- _Problem statement_: Copy out the listing that follows, exact in every word, and skip the images.

**** Stored data

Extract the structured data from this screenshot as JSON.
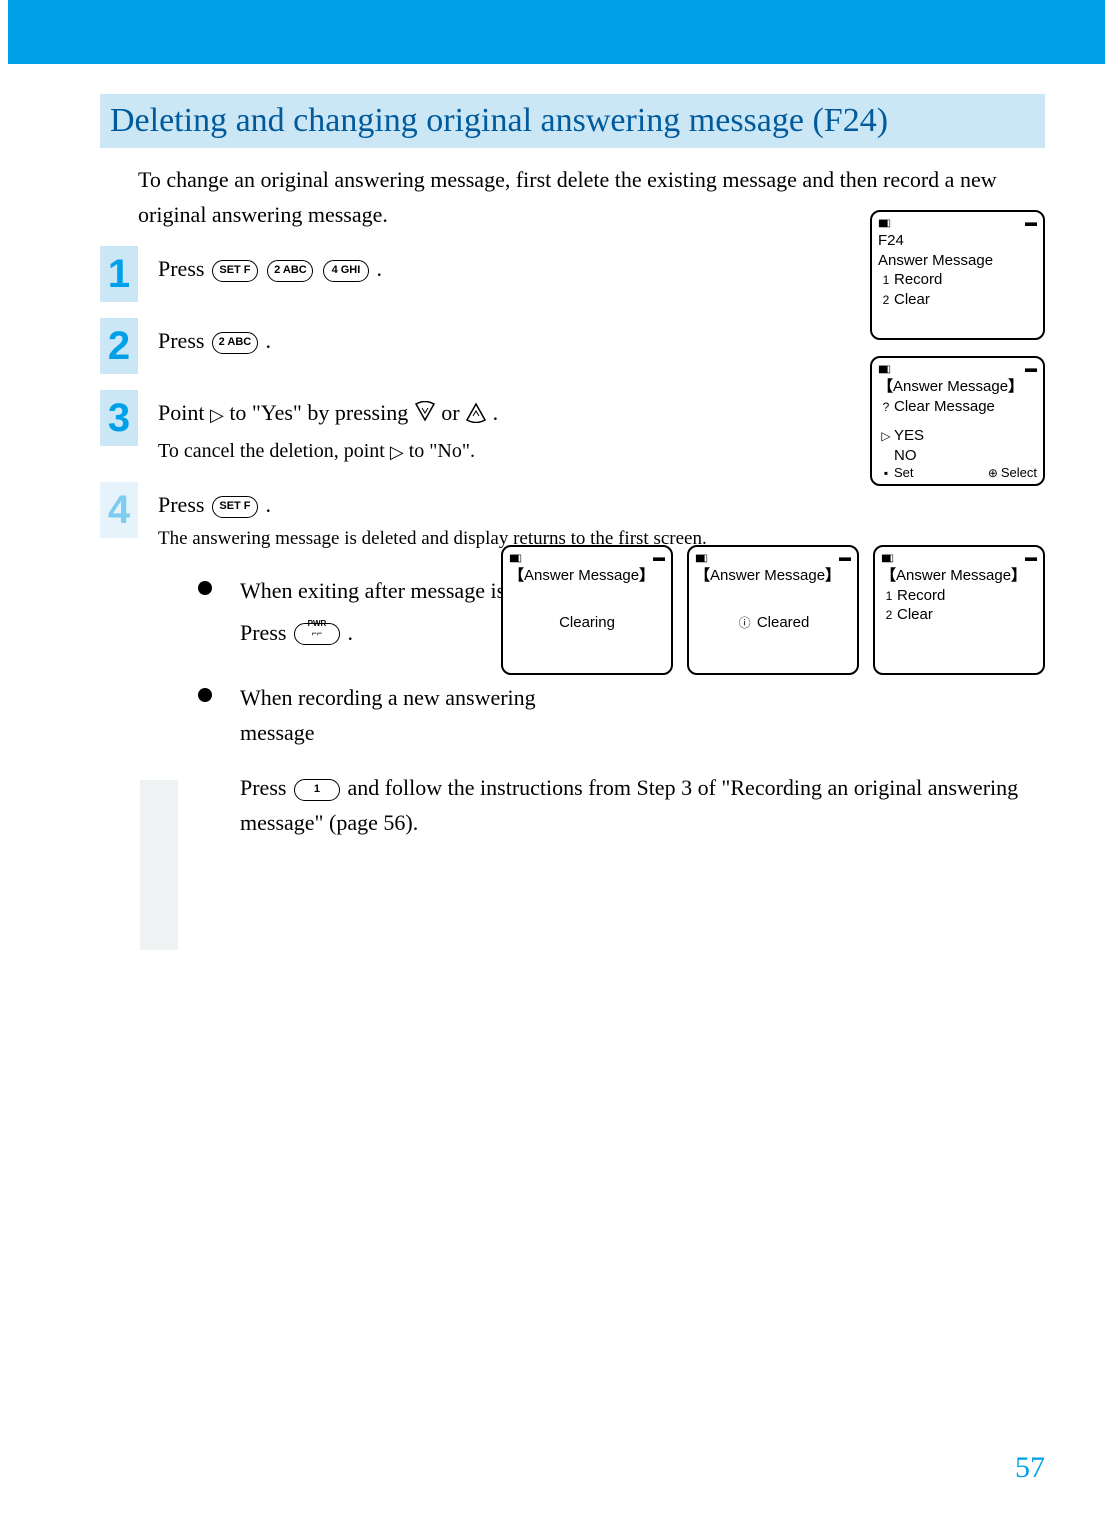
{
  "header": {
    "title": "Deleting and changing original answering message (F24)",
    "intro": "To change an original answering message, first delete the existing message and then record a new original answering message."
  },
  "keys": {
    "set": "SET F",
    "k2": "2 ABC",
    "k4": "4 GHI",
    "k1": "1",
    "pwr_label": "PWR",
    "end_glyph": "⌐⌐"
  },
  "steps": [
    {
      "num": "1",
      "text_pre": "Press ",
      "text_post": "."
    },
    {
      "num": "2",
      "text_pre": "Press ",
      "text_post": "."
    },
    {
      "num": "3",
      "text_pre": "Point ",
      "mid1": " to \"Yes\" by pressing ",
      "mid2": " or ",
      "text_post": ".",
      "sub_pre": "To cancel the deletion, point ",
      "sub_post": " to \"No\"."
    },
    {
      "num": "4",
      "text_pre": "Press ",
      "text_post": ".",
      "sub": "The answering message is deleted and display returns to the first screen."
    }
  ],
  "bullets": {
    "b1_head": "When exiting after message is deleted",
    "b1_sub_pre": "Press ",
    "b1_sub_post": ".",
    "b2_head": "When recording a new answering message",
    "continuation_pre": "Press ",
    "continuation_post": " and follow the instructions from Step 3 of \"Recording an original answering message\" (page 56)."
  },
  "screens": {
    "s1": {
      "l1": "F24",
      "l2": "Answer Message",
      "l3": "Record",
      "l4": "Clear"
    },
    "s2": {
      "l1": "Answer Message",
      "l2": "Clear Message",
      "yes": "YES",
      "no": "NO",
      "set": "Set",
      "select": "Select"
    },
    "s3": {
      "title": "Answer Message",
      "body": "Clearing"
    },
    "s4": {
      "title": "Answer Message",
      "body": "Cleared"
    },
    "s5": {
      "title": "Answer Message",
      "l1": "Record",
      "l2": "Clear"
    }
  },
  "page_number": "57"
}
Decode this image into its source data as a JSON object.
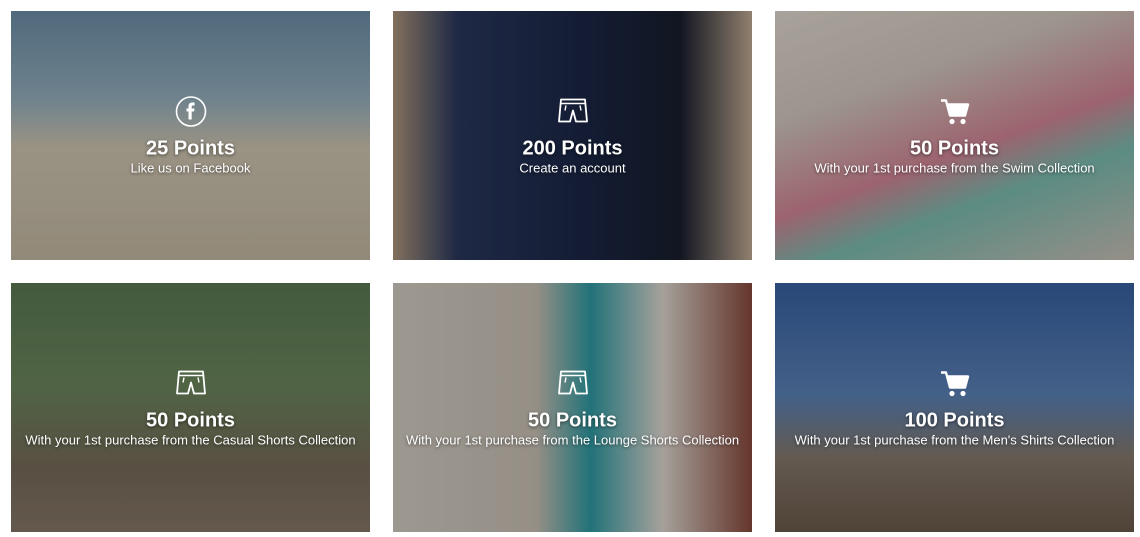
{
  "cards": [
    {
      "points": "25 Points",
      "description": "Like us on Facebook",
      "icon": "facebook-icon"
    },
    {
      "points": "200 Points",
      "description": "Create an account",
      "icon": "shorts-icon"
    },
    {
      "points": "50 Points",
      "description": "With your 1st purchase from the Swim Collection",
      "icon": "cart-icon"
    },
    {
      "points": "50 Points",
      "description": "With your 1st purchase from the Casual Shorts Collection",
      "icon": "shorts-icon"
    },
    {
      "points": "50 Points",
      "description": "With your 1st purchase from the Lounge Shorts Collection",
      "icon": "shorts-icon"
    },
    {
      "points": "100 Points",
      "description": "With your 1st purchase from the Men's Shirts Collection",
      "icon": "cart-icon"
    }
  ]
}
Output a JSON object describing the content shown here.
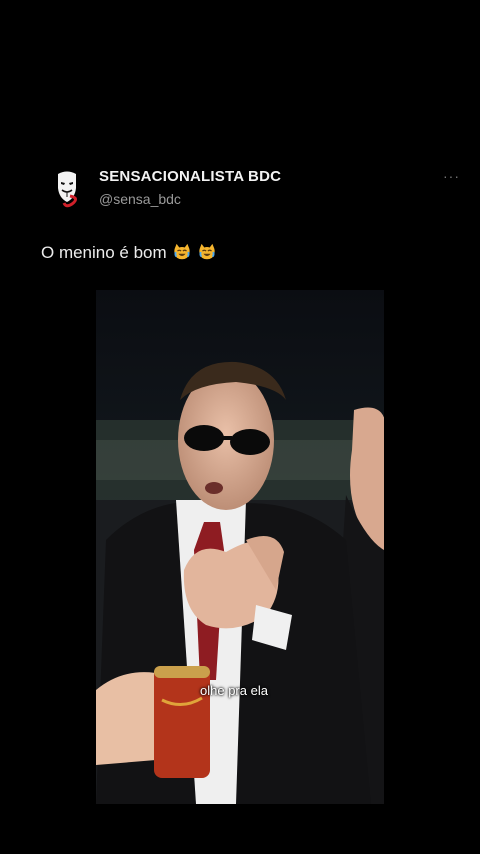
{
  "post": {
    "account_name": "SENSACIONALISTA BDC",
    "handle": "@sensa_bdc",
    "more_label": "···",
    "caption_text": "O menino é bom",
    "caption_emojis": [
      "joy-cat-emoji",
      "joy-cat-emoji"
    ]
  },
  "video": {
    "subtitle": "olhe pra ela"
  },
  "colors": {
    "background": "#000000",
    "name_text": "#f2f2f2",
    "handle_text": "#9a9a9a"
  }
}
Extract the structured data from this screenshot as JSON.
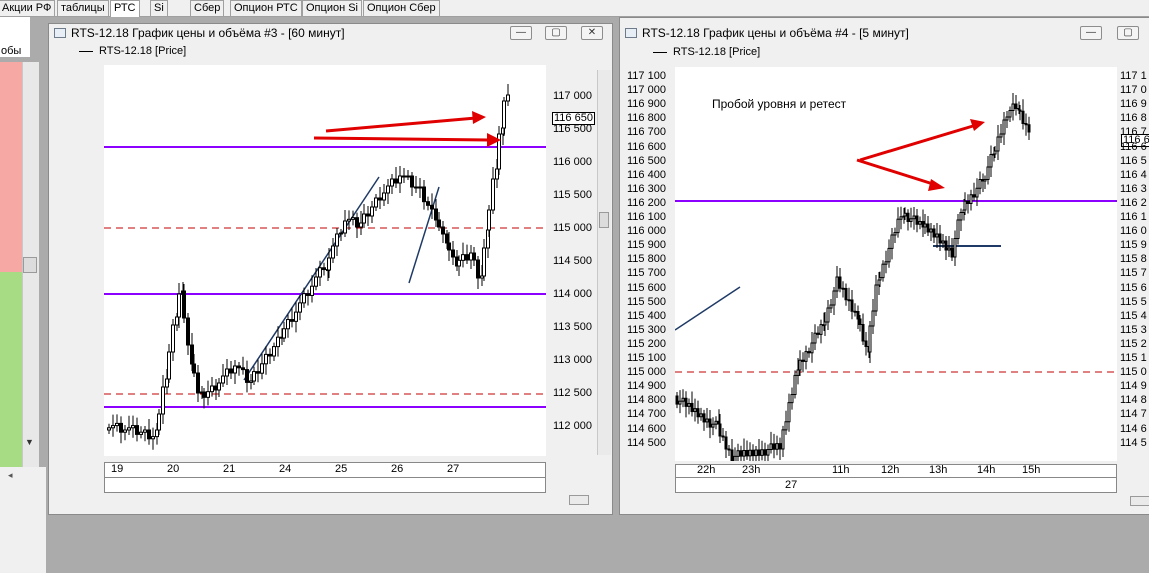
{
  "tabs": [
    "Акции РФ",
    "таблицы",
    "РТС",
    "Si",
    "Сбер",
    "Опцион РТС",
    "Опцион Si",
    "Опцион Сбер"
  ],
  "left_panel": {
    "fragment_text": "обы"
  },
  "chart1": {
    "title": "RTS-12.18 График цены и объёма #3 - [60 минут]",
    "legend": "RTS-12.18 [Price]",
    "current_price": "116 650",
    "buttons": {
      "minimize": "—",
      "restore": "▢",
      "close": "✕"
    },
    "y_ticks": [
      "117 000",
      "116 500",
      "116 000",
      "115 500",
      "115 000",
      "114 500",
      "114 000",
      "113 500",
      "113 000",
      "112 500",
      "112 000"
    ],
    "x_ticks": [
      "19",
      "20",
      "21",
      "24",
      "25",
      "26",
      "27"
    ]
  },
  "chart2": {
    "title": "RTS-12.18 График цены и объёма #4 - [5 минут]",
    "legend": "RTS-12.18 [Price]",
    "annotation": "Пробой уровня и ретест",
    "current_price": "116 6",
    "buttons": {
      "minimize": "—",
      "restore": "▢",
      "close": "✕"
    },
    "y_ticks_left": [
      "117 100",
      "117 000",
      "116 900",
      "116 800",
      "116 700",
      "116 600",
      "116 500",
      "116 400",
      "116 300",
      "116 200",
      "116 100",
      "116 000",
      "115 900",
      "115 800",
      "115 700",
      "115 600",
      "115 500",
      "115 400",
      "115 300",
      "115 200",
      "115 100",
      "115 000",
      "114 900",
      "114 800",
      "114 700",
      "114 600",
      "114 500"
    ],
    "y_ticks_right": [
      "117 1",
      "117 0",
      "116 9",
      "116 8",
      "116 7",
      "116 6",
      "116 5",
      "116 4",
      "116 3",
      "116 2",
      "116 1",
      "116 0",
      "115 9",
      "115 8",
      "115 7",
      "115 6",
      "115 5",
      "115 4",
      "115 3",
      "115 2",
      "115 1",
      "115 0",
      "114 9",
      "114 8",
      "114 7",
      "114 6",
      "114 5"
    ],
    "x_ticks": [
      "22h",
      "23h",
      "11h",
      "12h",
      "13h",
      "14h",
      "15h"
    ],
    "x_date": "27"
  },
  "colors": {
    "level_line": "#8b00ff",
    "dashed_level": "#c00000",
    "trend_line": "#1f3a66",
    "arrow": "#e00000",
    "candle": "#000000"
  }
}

********

- _Solution_:
Extract the structured data from this screenshot as JSON.
{
  "header": {
    "title": "Deleting and changing original answering message (F24)",
    "intro": "To change an original answering message, first delete the existing message and then record a new original answering message."
  },
  "keys": {
    "set": "SET F",
    "k2": "2 ABC",
    "k4": "4 GHI",
    "k1": "1",
    "pwr_label": "PWR",
    "end_glyph": "⌐⌐"
  },
  "steps": [
    {
      "num": "1",
      "text_pre": "Press ",
      "text_post": "."
    },
    {
      "num": "2",
      "text_pre": "Press ",
      "text_post": "."
    },
    {
      "num": "3",
      "text_pre": "Point ",
      "mid1": " to \"Yes\" by pressing ",
      "mid2": " or ",
      "text_post": ".",
      "sub_pre": "To cancel the deletion, point ",
      "sub_post": " to \"No\"."
    },
    {
      "num": "4",
      "text_pre": "Press ",
      "text_post": ".",
      "sub": "The answering message is deleted and display returns to the first screen."
    }
  ],
  "bullets": {
    "b1_head": "When exiting after message is deleted",
    "b1_sub_pre": "Press ",
    "b1_sub_post": ".",
    "b2_head": "When recording a new answering message",
    "continuation_pre": "Press ",
    "continuation_post": " and follow the instructions from Step 3 of \"Recording an original answering message\" (page 56)."
  },
  "screens": {
    "s1": {
      "l1": "F24",
      "l2": "Answer Message",
      "l3": "Record",
      "l4": "Clear"
    },
    "s2": {
      "l1": "Answer Message",
      "l2": "Clear Message",
      "yes": "YES",
      "no": "NO",
      "set": "Set",
      "select": "Select"
    },
    "s3": {
      "title": "Answer Message",
      "body": "Clearing"
    },
    "s4": {
      "title": "Answer Message",
      "body": "Cleared"
    },
    "s5": {
      "title": "Answer Message",
      "l1": "Record",
      "l2": "Clear"
    }
  },
  "page_number": "57"
}
Decode this image into its source data as a JSON object.
{
  "cards": [
    {
      "points": "25 Points",
      "description": "Like us on Facebook",
      "icon": "facebook-icon"
    },
    {
      "points": "200 Points",
      "description": "Create an account",
      "icon": "shorts-icon"
    },
    {
      "points": "50 Points",
      "description": "With your 1st purchase from the Swim Collection",
      "icon": "cart-icon"
    },
    {
      "points": "50 Points",
      "description": "With your 1st purchase from the Casual Shorts Collection",
      "icon": "shorts-icon"
    },
    {
      "points": "50 Points",
      "description": "With your 1st purchase from the Lounge Shorts Collection",
      "icon": "shorts-icon"
    },
    {
      "points": "100 Points",
      "description": "With your 1st purchase from the Men's Shirts Collection",
      "icon": "cart-icon"
    }
  ]
}
Output a JSON object describing the content shown here.
{
  "post": {
    "account_name": "SENSACIONALISTA BDC",
    "handle": "@sensa_bdc",
    "more_label": "···",
    "caption_text": "O menino é bom",
    "caption_emojis": [
      "joy-cat-emoji",
      "joy-cat-emoji"
    ]
  },
  "video": {
    "subtitle": "olhe pra ela"
  },
  "colors": {
    "background": "#000000",
    "name_text": "#f2f2f2",
    "handle_text": "#9a9a9a"
  }
}
Extract the structured data from this screenshot as JSON.
{
  "tabs": [
    "Акции РФ",
    "таблицы",
    "РТС",
    "Si",
    "Сбер",
    "Опцион РТС",
    "Опцион Si",
    "Опцион Сбер"
  ],
  "left_panel": {
    "fragment_text": "обы"
  },
  "chart1": {
    "title": "RTS-12.18 График цены и объёма #3 - [60 минут]",
    "legend": "RTS-12.18 [Price]",
    "current_price": "116 650",
    "buttons": {
      "minimize": "—",
      "restore": "▢",
      "close": "✕"
    },
    "y_ticks": [
      "117 000",
      "116 500",
      "116 000",
      "115 500",
      "115 000",
      "114 500",
      "114 000",
      "113 500",
      "113 000",
      "112 500",
      "112 000"
    ],
    "x_ticks": [
      "19",
      "20",
      "21",
      "24",
      "25",
      "26",
      "27"
    ]
  },
  "chart2": {
    "title": "RTS-12.18 График цены и объёма #4 - [5 минут]",
    "legend": "RTS-12.18 [Price]",
    "annotation": "Пробой уровня и ретест",
    "current_price": "116 6",
    "buttons": {
      "minimize": "—",
      "restore": "▢",
      "close": "✕"
    },
    "y_ticks_left": [
      "117 100",
      "117 000",
      "116 900",
      "116 800",
      "116 700",
      "116 600",
      "116 500",
      "116 400",
      "116 300",
      "116 200",
      "116 100",
      "116 000",
      "115 900",
      "115 800",
      "115 700",
      "115 600",
      "115 500",
      "115 400",
      "115 300",
      "115 200",
      "115 100",
      "115 000",
      "114 900",
      "114 800",
      "114 700",
      "114 600",
      "114 500"
    ],
    "y_ticks_right": [
      "117 1",
      "117 0",
      "116 9",
      "116 8",
      "116 7",
      "116 6",
      "116 5",
      "116 4",
      "116 3",
      "116 2",
      "116 1",
      "116 0",
      "115 9",
      "115 8",
      "115 7",
      "115 6",
      "115 5",
      "115 4",
      "115 3",
      "115 2",
      "115 1",
      "115 0",
      "114 9",
      "114 8",
      "114 7",
      "114 6",
      "114 5"
    ],
    "x_ticks": [
      "22h",
      "23h",
      "11h",
      "12h",
      "13h",
      "14h",
      "15h"
    ],
    "x_date": "27"
  },
  "colors": {
    "level_line": "#8b00ff",
    "dashed_level": "#c00000",
    "trend_line": "#1f3a66",
    "arrow": "#e00000",
    "candle": "#000000"
  }
}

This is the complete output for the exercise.